▸ Exercise aim
Select every line holding the word "JSON" and copy it.

--------

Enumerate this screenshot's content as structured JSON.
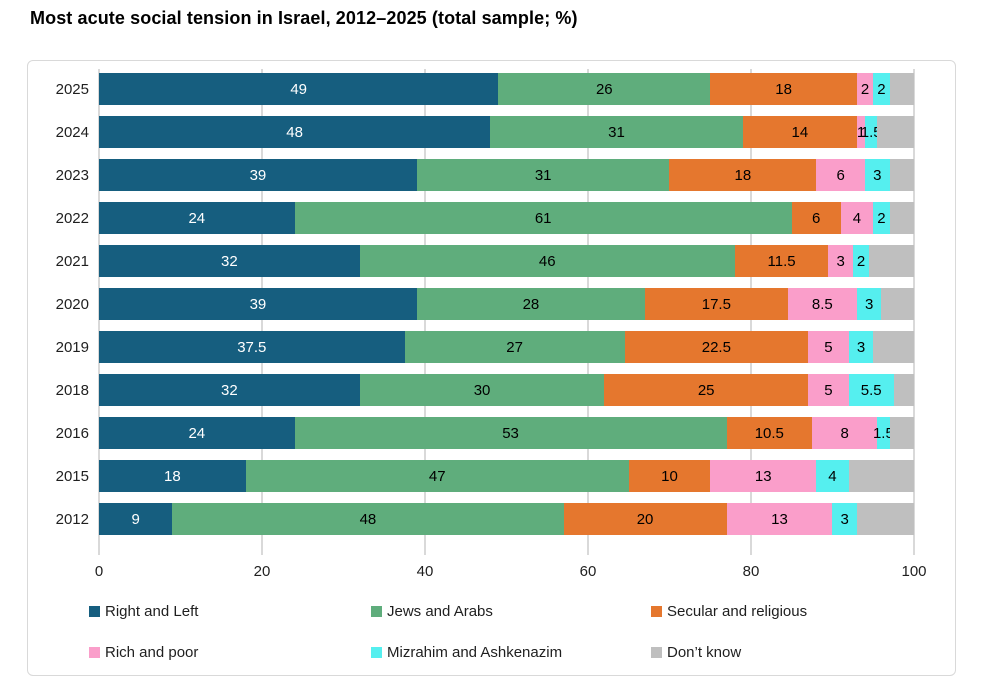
{
  "chart_data": {
    "type": "bar",
    "variant": "horizontal-stacked",
    "title": "Most acute social tension in Israel, 2012–2025 (total sample; %)",
    "categories": [
      "2025",
      "2024",
      "2023",
      "2022",
      "2021",
      "2020",
      "2019",
      "2018",
      "2016",
      "2015",
      "2012"
    ],
    "series": [
      {
        "name": "Right and Left",
        "color": "#165E7F",
        "label_color": "#FFFFFF",
        "data_labels": true,
        "values": [
          49,
          48,
          39,
          24,
          32,
          39,
          37.5,
          32,
          24,
          18,
          9
        ]
      },
      {
        "name": "Jews and Arabs",
        "color": "#5FAD7C",
        "label_color": "#000000",
        "data_labels": true,
        "values": [
          26,
          31,
          31,
          61,
          46,
          28,
          27,
          30,
          53,
          47,
          48
        ]
      },
      {
        "name": "Secular and religious",
        "color": "#E5772E",
        "label_color": "#000000",
        "data_labels": true,
        "values": [
          18,
          14,
          18,
          6,
          11.5,
          17.5,
          22.5,
          25,
          10.5,
          10,
          20
        ]
      },
      {
        "name": "Rich and poor",
        "color": "#FA9ECA",
        "label_color": "#000000",
        "data_labels": true,
        "values": [
          2,
          1,
          6,
          4,
          3,
          8.5,
          5,
          5,
          8,
          13,
          13
        ]
      },
      {
        "name": "Mizrahim and Ashkenazim",
        "color": "#55EFEF",
        "label_color": "#000000",
        "data_labels": true,
        "values": [
          2,
          1.5,
          3,
          2,
          2,
          3,
          3,
          5.5,
          1.5,
          4,
          3
        ]
      },
      {
        "name": "Don’t know",
        "color": "#BFBFBF",
        "label_color": "#000000",
        "data_labels": false,
        "values": [
          3,
          4.5,
          3,
          3,
          5.5,
          4,
          5,
          2.5,
          3,
          8,
          7
        ]
      }
    ],
    "xlim": [
      0,
      100
    ],
    "x_ticks": [
      0,
      20,
      40,
      60,
      80,
      100
    ],
    "grid": true,
    "gridline_color": "#D9D9D9",
    "legend_position": "bottom"
  }
}
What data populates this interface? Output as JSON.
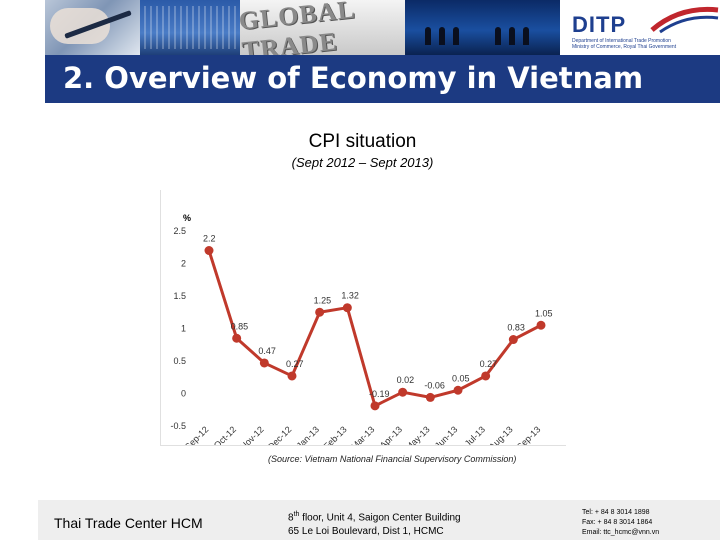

--------

▸ Response to this exercise
Enumerate this screenshot's content as structured JSON.
What data populates this interface? Output as JSON.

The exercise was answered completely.